— begin —
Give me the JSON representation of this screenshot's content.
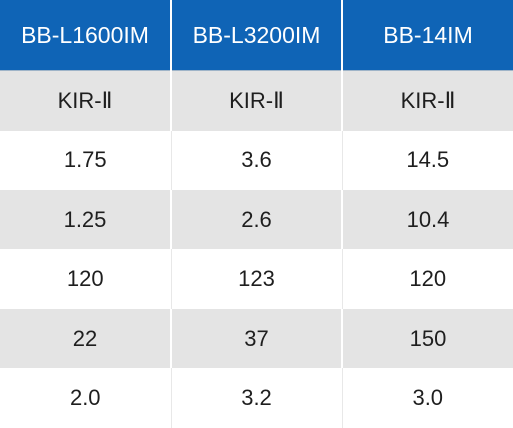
{
  "table": {
    "headers": [
      "BB-L1600IM",
      "BB-L3200IM",
      "BB-14IM"
    ],
    "rows": [
      [
        "KIR-Ⅱ",
        "KIR-Ⅱ",
        "KIR-Ⅱ"
      ],
      [
        "1.75",
        "3.6",
        "14.5"
      ],
      [
        "1.25",
        "2.6",
        "10.4"
      ],
      [
        "120",
        "123",
        "120"
      ],
      [
        "22",
        "37",
        "150"
      ],
      [
        "2.0",
        "3.2",
        "3.0"
      ]
    ]
  }
}
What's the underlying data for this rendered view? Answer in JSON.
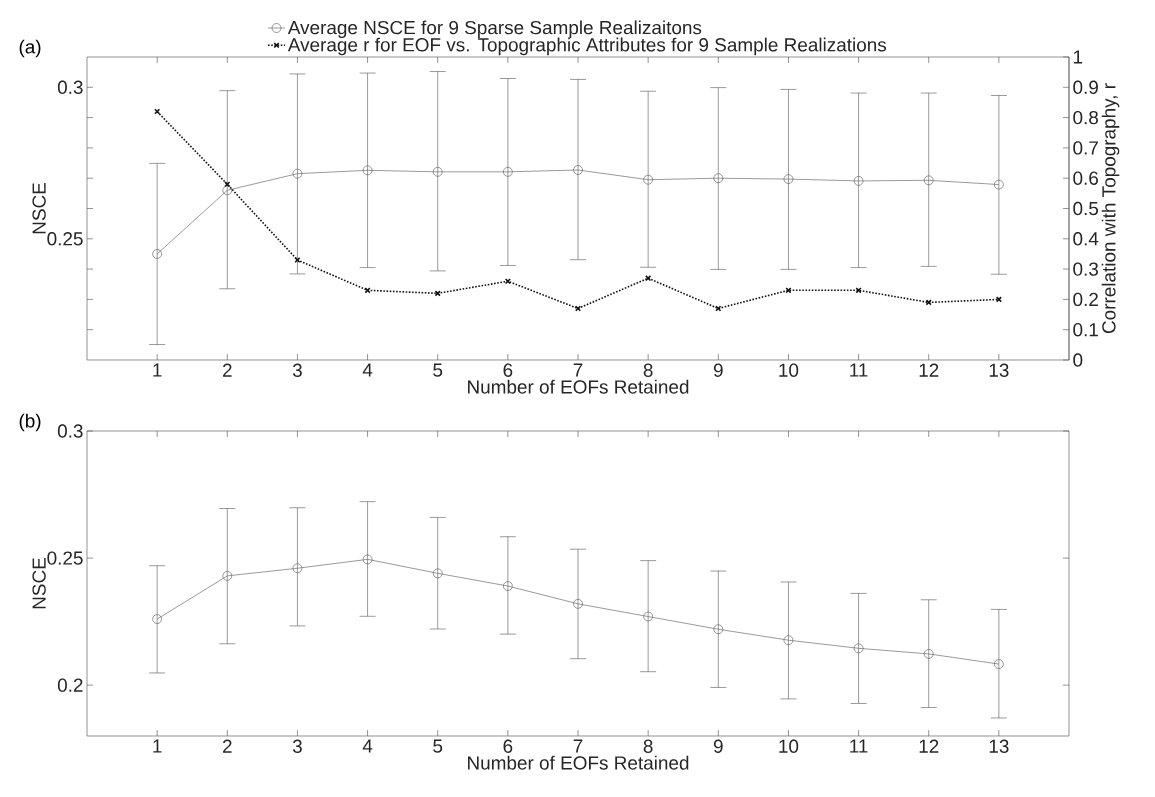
{
  "chart_data": [
    {
      "type": "line",
      "x": [
        1,
        2,
        3,
        4,
        5,
        6,
        7,
        8,
        9,
        10,
        11,
        12,
        13
      ],
      "xlim": [
        0,
        14
      ],
      "xticks": [
        1,
        2,
        3,
        4,
        5,
        6,
        7,
        8,
        9,
        10,
        11,
        12,
        13
      ],
      "ylim": [
        0.21,
        0.31
      ],
      "yticks": [
        {
          "value": 0.22,
          "label": null
        },
        {
          "value": 0.23,
          "label": null
        },
        {
          "value": 0.24,
          "label": null
        },
        {
          "value": 0.25,
          "label": "0.25"
        },
        {
          "value": 0.26,
          "label": null
        },
        {
          "value": 0.27,
          "label": null
        },
        {
          "value": 0.28,
          "label": null
        },
        {
          "value": 0.29,
          "label": null
        },
        {
          "value": 0.3,
          "label": "0.3"
        }
      ],
      "y2lim": [
        0,
        1
      ],
      "y2ticks": [
        0,
        0.1,
        0.2,
        0.3,
        0.4,
        0.5,
        0.6,
        0.7,
        0.8,
        0.9,
        1
      ],
      "xlabel": "Number of EOFs Retained",
      "ylabel": "NSCE",
      "y2label": "Correlation with Topography, r",
      "legend": "top",
      "annotations": [
        "(a)"
      ],
      "series": [
        {
          "name": "Average NSCE for 9 Sparse Sample Realizaitons",
          "color": "#555555",
          "marker": "circle",
          "line_style": "solid",
          "values": [
            0.245,
            0.266,
            0.2715,
            0.2726,
            0.2721,
            0.2721,
            0.2727,
            0.2695,
            0.27,
            0.2697,
            0.2691,
            0.2693,
            0.2679
          ],
          "errors": [
            [
              0.2151,
              0.2749
            ],
            [
              0.2335,
              0.2989
            ],
            [
              0.2384,
              0.3044
            ],
            [
              0.2405,
              0.3047
            ],
            [
              0.2394,
              0.3052
            ],
            [
              0.2412,
              0.3029
            ],
            [
              0.2431,
              0.3026
            ],
            [
              0.2406,
              0.2987
            ],
            [
              0.2399,
              0.2999
            ],
            [
              0.2399,
              0.2993
            ],
            [
              0.2405,
              0.2981
            ],
            [
              0.2409,
              0.2981
            ],
            [
              0.2383,
              0.2973
            ]
          ]
        },
        {
          "name": "Average r for EOF vs. Topographic Attributes for 9 Sample Realizations",
          "color": "#111111",
          "marker": "cross",
          "line_style": "dotted",
          "axis": "y2",
          "values": [
            0.82,
            0.58,
            0.33,
            0.23,
            0.22,
            0.26,
            0.17,
            0.27,
            0.17,
            0.23,
            0.23,
            0.19,
            0.2
          ]
        }
      ]
    },
    {
      "type": "line",
      "x": [
        1,
        2,
        3,
        4,
        5,
        6,
        7,
        8,
        9,
        10,
        11,
        12,
        13
      ],
      "xlim": [
        0,
        14
      ],
      "xticks": [
        1,
        2,
        3,
        4,
        5,
        6,
        7,
        8,
        9,
        10,
        11,
        12,
        13
      ],
      "ylim": [
        0.18,
        0.3
      ],
      "yticks": [
        0.2,
        0.25,
        0.3
      ],
      "xlabel": "Number of EOFs Retained",
      "ylabel": "NSCE",
      "annotations": [
        "(b)"
      ],
      "series": [
        {
          "color": "#555555",
          "marker": "circle",
          "line_style": "solid",
          "values": [
            0.226,
            0.243,
            0.246,
            0.2495,
            0.244,
            0.239,
            0.232,
            0.227,
            0.222,
            0.2177,
            0.2145,
            0.2123,
            0.2083
          ],
          "errors": [
            [
              0.2048,
              0.247
            ],
            [
              0.2163,
              0.2695
            ],
            [
              0.2233,
              0.2698
            ],
            [
              0.2271,
              0.2722
            ],
            [
              0.2221,
              0.266
            ],
            [
              0.2201,
              0.2584
            ],
            [
              0.2104,
              0.2535
            ],
            [
              0.2053,
              0.249
            ],
            [
              0.1991,
              0.2449
            ],
            [
              0.1946,
              0.2406
            ],
            [
              0.1928,
              0.2361
            ],
            [
              0.1912,
              0.2336
            ],
            [
              0.1871,
              0.2298
            ]
          ]
        }
      ]
    }
  ]
}
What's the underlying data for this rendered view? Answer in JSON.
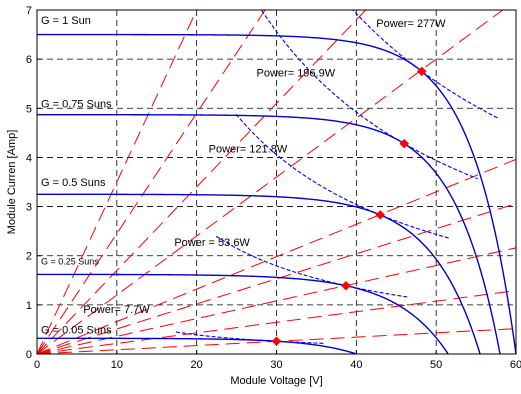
— end —
Task details: Across the material above, count every line holding "name" and write down only the number.

Written reply: 2